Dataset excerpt
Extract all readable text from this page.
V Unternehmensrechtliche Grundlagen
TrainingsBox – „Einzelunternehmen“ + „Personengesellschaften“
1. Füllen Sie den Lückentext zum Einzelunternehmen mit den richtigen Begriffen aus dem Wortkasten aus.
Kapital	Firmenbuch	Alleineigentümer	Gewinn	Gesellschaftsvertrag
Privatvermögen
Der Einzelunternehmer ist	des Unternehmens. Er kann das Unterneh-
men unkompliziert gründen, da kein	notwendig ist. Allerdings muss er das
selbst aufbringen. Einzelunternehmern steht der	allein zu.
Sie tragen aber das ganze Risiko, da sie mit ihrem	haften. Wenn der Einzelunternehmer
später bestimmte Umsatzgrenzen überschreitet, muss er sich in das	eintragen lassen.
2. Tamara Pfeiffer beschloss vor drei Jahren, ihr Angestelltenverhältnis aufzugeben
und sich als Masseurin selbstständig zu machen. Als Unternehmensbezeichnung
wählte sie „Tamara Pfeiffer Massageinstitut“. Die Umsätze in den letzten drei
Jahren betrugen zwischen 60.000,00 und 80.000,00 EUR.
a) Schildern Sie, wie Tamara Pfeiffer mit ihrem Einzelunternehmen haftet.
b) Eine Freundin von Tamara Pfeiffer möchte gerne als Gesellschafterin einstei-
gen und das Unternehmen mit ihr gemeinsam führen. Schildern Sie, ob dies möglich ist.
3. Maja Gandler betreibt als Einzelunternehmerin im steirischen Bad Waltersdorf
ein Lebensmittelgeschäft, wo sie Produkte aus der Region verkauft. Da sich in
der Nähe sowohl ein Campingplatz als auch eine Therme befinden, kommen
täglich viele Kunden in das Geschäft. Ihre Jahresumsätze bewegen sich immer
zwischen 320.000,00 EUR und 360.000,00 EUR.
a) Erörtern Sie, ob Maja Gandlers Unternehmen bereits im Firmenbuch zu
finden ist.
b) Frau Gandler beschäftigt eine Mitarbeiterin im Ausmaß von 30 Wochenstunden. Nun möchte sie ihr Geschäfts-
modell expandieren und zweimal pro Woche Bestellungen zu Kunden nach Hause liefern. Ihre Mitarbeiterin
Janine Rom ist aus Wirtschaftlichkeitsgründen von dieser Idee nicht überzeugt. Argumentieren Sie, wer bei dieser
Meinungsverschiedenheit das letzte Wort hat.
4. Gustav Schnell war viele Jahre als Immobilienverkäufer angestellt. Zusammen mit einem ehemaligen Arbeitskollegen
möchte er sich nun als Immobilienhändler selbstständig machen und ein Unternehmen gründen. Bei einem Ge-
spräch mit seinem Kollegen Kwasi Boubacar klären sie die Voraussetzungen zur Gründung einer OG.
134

THE EXERCISE:
Make an exact copy of the material above.

CORRECT RESULT:
Extract all readable text from this page.
V Unternehmensrechtliche Grundlagen
TrainingsBox – „Einzelunternehmen“ + „Personengesellschaften“
1. Füllen Sie den Lückentext zum Einzelunternehmen mit den richtigen Begriffen aus dem Wortkasten aus.
Kapital	Firmenbuch	Alleineigentümer	Gewinn	Gesellschaftsvertrag
Privatvermögen
Der Einzelunternehmer ist	des Unternehmens. Er kann das Unterneh-
men unkompliziert gründen, da kein	notwendig ist. Allerdings muss er das
selbst aufbringen. Einzelunternehmern steht der	allein zu.
Sie tragen aber das ganze Risiko, da sie mit ihrem	haften. Wenn der Einzelunternehmer
später bestimmte Umsatzgrenzen überschreitet, muss er sich in das	eintragen lassen.
2. Tamara Pfeiffer beschloss vor drei Jahren, ihr Angestelltenverhältnis aufzugeben
und sich als Masseurin selbstständig zu machen. Als Unternehmensbezeichnung
wählte sie „Tamara Pfeiffer Massageinstitut“. Die Umsätze in den letzten drei
Jahren betrugen zwischen 60.000,00 und 80.000,00 EUR.
a) Schildern Sie, wie Tamara Pfeiffer mit ihrem Einzelunternehmen haftet.
b) Eine Freundin von Tamara Pfeiffer möchte gerne als Gesellschafterin einstei-
gen und das Unternehmen mit ihr gemeinsam führen. Schildern Sie, ob dies möglich ist.
3. Maja Gandler betreibt als Einzelunternehmerin im steirischen Bad Waltersdorf
ein Lebensmittelgeschäft, wo sie Produkte aus der Region verkauft. Da sich in
der Nähe sowohl ein Campingplatz als auch eine Therme befinden, kommen
täglich viele Kunden in das Geschäft. Ihre Jahresumsätze bewegen sich immer
zwischen 320.000,00 EUR und 360.000,00 EUR.
a) Erörtern Sie, ob Maja Gandlers Unternehmen bereits im Firmenbuch zu
finden ist.
b) Frau Gandler beschäftigt eine Mitarbeiterin im Ausmaß von 30 Wochenstunden. Nun möchte sie ihr Geschäfts-
modell expandieren und zweimal pro Woche Bestellungen zu Kunden nach Hause liefern. Ihre Mitarbeiterin
Janine Rom ist aus Wirtschaftlichkeitsgründen von dieser Idee nicht überzeugt. Argumentieren Sie, wer bei dieser
Meinungsverschiedenheit das letzte Wort hat.
4. Gustav Schnell war viele Jahre als Immobilienverkäufer angestellt. Zusammen mit einem ehemaligen Arbeitskollegen
möchte er sich nun als Immobilienhändler selbstständig machen und ein Unternehmen gründen. Bei einem Ge-
spräch mit seinem Kollegen Kwasi Boubacar klären sie die Voraussetzungen zur Gründung einer OG.
134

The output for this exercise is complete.